▶ [WHAT THE TASK REQUIRES]:
Set down every entry word for word. Omit the pictures.
━━━━━ INPUT RECORDS ━━━━━
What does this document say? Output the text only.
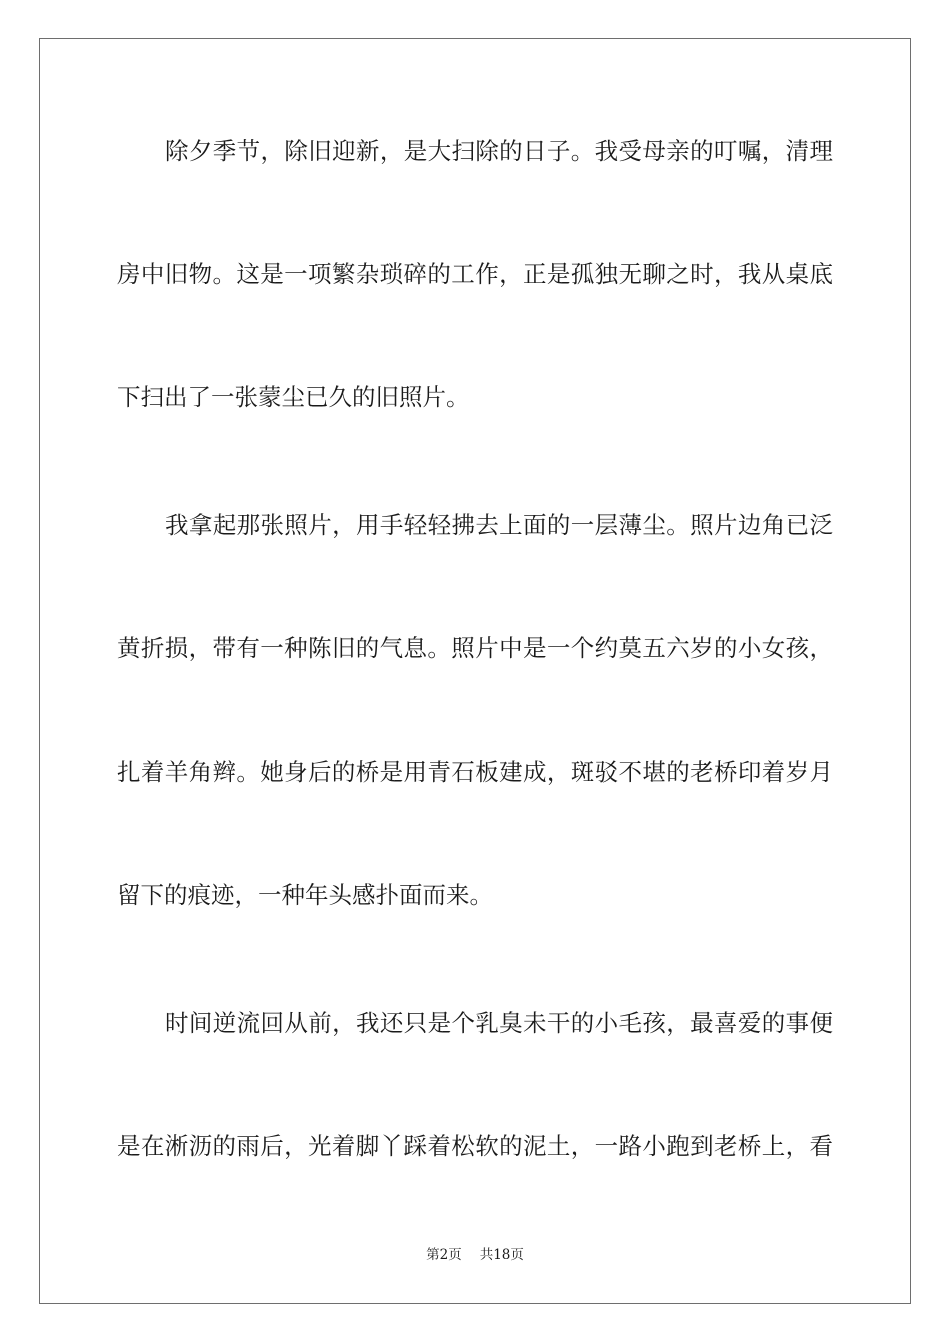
除夕季节，除旧迎新，是大扫除的日子。我受母亲的叮嘱，清理
房中旧物。这是一项繁杂琐碎的工作，正是孤独无聊之时，我从桌底
下扫出了一张蒙尘已久的旧照片。
我拿起那张照片，用手轻轻拂去上面的一层薄尘。照片边角已泛
黄折损，带有一种陈旧的气息。照片中是一个约莫五六岁的小女孩，
扎着羊角辫。她身后的桥是用青石板建成，斑驳不堪的老桥印着岁月
留下的痕迹，一种年头感扑面而来。
时间逆流回从前，我还只是个乳臭未干的小毛孩，最喜爱的事便
是在淅沥的雨后，光着脚丫踩着松软的泥土，一路小跑到老桥上，看
第2页 共18页
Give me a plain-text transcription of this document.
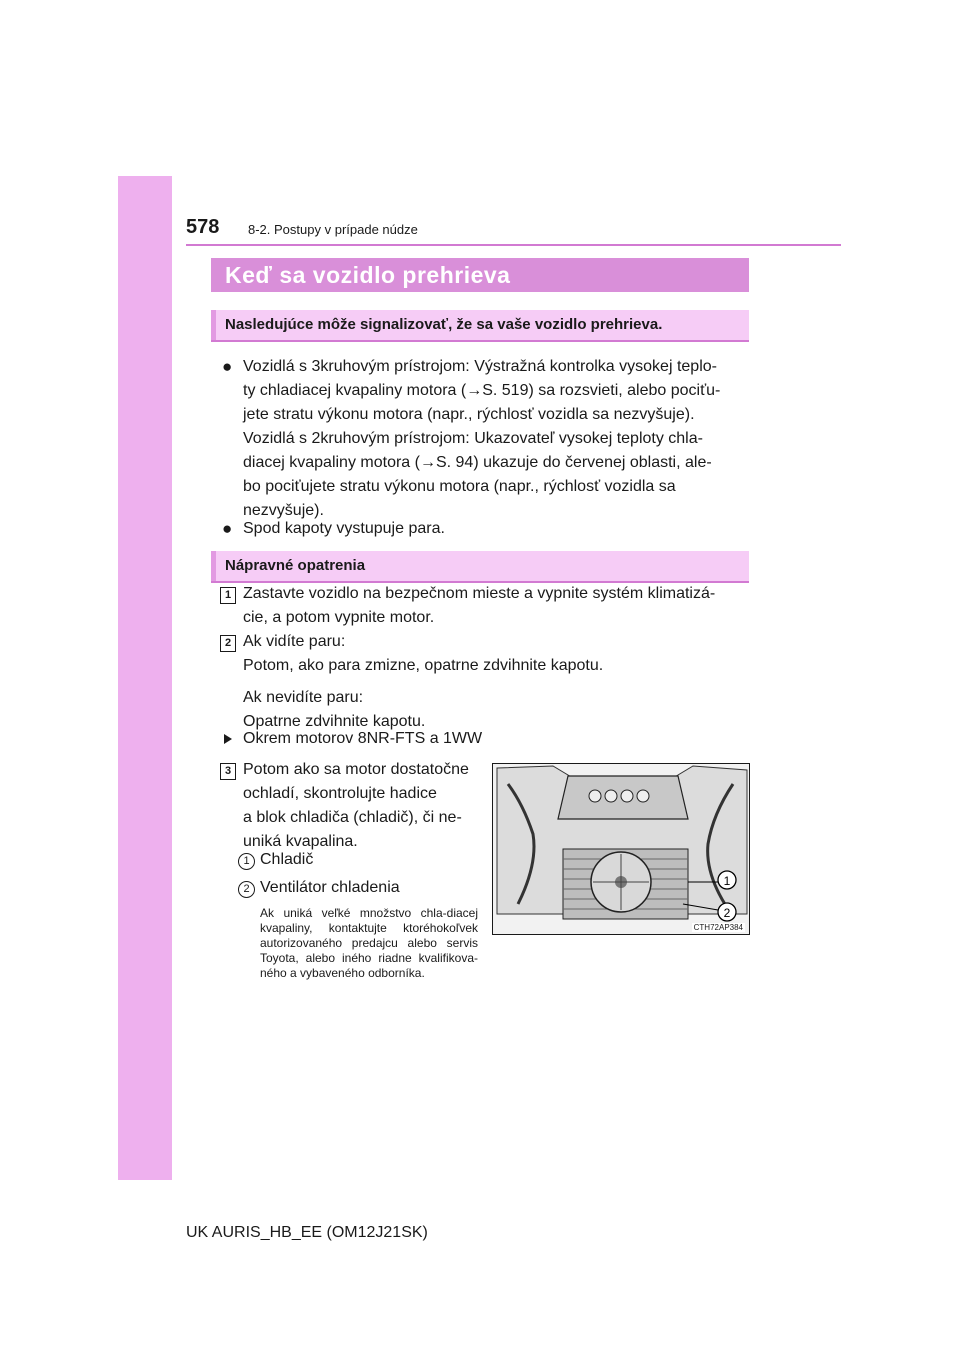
578 8-2. Postupy v prípade núdze
Keď sa vozidlo prehrieva
Nasledujúce môže signalizovať, že sa vaše vozidlo prehrieva.
● Vozidlá s 3kruhovým prístrojom: Výstražná kontrolka vysokej teplo-
ty chladiacej kvapaliny motora (→S. 519) sa rozsvieti, alebo pociťu-
jete stratu výkonu motora (napr., rýchlosť vozidla sa nezvyšuje).
Vozidlá s 2kruhovým prístrojom: Ukazovateľ vysokej teploty chla-
diacej kvapaliny motora (→S. 94) ukazuje do červenej oblasti, ale-
bo pociťujete stratu výkonu motora (napr., rýchlosť vozidla sa
nezvyšuje).
● Spod kapoty vystupuje para.
Nápravné opatrenia
1 Zastavte vozidlo na bezpečnom mieste a vypnite systém klimatizá-
cie, a potom vypnite motor.
2 Ak vidíte paru:
Potom, ako para zmizne, opatrne zdvihnite kapotu.
Ak nevidíte paru:
Opatrne zdvihnite kapotu.
Okrem motorov 8NR-FTS a 1WW
3 Potom ako sa motor dostatočne
ochladí, skontrolujte hadice
a blok chladiča (chladič), či ne-
uniká kvapalina.
1 Chladič
2 Ventilátor chladenia
Ak uniká veľké množstvo chla-diacej kvapaliny, kontaktujte ktoréhokoľvek autorizovaného predajcu alebo servis Toyota, alebo iného riadne kvalifikova-ného a vybaveného odborníka.
1
2
CTH72AP384
UK AURIS_HB_EE (OM12J21SK)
━━━━━
▶ [WRITTEN REPLY]:
What does this document say? Output the text only.
除夕季节，除旧迎新，是大扫除的日子。我受母亲的叮嘱，清理
房中旧物。这是一项繁杂琐碎的工作，正是孤独无聊之时，我从桌底
下扫出了一张蒙尘已久的旧照片。
我拿起那张照片，用手轻轻拂去上面的一层薄尘。照片边角已泛
黄折损，带有一种陈旧的气息。照片中是一个约莫五六岁的小女孩，
扎着羊角辫。她身后的桥是用青石板建成，斑驳不堪的老桥印着岁月
留下的痕迹，一种年头感扑面而来。
时间逆流回从前，我还只是个乳臭未干的小毛孩，最喜爱的事便
是在淅沥的雨后，光着脚丫踩着松软的泥土，一路小跑到老桥上，看
第2页 共18页
Give me a plain-text transcription of this document.
578 8-2. Postupy v prípade núdze
Keď sa vozidlo prehrieva
Nasledujúce môže signalizovať, že sa vaše vozidlo prehrieva.
● Vozidlá s 3kruhovým prístrojom: Výstražná kontrolka vysokej teplo-
ty chladiacej kvapaliny motora (→S. 519) sa rozsvieti, alebo pociťu-
jete stratu výkonu motora (napr., rýchlosť vozidla sa nezvyšuje).
Vozidlá s 2kruhovým prístrojom: Ukazovateľ vysokej teploty chla-
diacej kvapaliny motora (→S. 94) ukazuje do červenej oblasti, ale-
bo pociťujete stratu výkonu motora (napr., rýchlosť vozidla sa
nezvyšuje).
● Spod kapoty vystupuje para.
Nápravné opatrenia
1 Zastavte vozidlo na bezpečnom mieste a vypnite systém klimatizá-
cie, a potom vypnite motor.
2 Ak vidíte paru:
Potom, ako para zmizne, opatrne zdvihnite kapotu.
Ak nevidíte paru:
Opatrne zdvihnite kapotu.
Okrem motorov 8NR-FTS a 1WW
3 Potom ako sa motor dostatočne
ochladí, skontrolujte hadice
a blok chladiča (chladič), či ne-
uniká kvapalina.
1 Chladič
2 Ventilátor chladenia
Ak uniká veľké množstvo chla-diacej kvapaliny, kontaktujte ktoréhokoľvek autorizovaného predajcu alebo servis Toyota, alebo iného riadne kvalifikova-ného a vybaveného odborníka.
1
2
CTH72AP384
UK AURIS_HB_EE (OM12J21SK)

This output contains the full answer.